SET TASK: Would you quote the material below in full and unchanged?

DATA ROWS:
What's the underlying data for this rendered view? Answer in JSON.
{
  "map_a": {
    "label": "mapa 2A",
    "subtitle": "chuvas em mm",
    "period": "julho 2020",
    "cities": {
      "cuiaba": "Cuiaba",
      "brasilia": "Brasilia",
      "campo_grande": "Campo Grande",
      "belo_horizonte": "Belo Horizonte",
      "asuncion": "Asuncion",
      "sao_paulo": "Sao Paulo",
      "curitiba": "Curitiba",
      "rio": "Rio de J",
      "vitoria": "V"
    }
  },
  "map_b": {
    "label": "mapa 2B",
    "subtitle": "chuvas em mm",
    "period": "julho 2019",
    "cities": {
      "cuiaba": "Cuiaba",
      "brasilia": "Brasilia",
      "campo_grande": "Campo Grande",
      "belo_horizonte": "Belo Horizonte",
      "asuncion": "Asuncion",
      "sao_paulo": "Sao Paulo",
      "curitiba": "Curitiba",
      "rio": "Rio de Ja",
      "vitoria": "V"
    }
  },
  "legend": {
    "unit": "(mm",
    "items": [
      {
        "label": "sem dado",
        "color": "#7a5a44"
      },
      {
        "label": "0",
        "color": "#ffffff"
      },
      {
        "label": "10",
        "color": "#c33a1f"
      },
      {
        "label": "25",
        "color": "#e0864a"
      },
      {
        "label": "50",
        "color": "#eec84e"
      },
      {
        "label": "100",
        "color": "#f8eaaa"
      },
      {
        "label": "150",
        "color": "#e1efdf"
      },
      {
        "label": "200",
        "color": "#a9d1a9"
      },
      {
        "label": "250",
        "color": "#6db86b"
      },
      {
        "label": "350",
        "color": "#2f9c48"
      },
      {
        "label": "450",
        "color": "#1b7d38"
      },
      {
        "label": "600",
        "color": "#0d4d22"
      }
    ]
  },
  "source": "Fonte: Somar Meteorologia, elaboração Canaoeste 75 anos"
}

THE OUTPUT:
What's the underlying data for this rendered view? Answer in JSON.
{
  "map_a": {
    "label": "mapa 2A",
    "subtitle": "chuvas em mm",
    "period": "julho 2020",
    "cities": {
      "cuiaba": "Cuiaba",
      "brasilia": "Brasilia",
      "campo_grande": "Campo Grande",
      "belo_horizonte": "Belo Horizonte",
      "asuncion": "Asuncion",
      "sao_paulo": "Sao Paulo",
      "curitiba": "Curitiba",
      "rio": "Rio de J",
      "vitoria": "V"
    }
  },
  "map_b": {
    "label": "mapa 2B",
    "subtitle": "chuvas em mm",
    "period": "julho 2019",
    "cities": {
      "cuiaba": "Cuiaba",
      "brasilia": "Brasilia",
      "campo_grande": "Campo Grande",
      "belo_horizonte": "Belo Horizonte",
      "asuncion": "Asuncion",
      "sao_paulo": "Sao Paulo",
      "curitiba": "Curitiba",
      "rio": "Rio de Ja",
      "vitoria": "V"
    }
  },
  "legend": {
    "unit": "(mm",
    "items": [
      {
        "label": "sem dado",
        "color": "#7a5a44"
      },
      {
        "label": "0",
        "color": "#ffffff"
      },
      {
        "label": "10",
        "color": "#c33a1f"
      },
      {
        "label": "25",
        "color": "#e0864a"
      },
      {
        "label": "50",
        "color": "#eec84e"
      },
      {
        "label": "100",
        "color": "#f8eaaa"
      },
      {
        "label": "150",
        "color": "#e1efdf"
      },
      {
        "label": "200",
        "color": "#a9d1a9"
      },
      {
        "label": "250",
        "color": "#6db86b"
      },
      {
        "label": "350",
        "color": "#2f9c48"
      },
      {
        "label": "450",
        "color": "#1b7d38"
      },
      {
        "label": "600",
        "color": "#0d4d22"
      }
    ]
  },
  "source": "Fonte: Somar Meteorologia, elaboração Canaoeste 75 anos"
}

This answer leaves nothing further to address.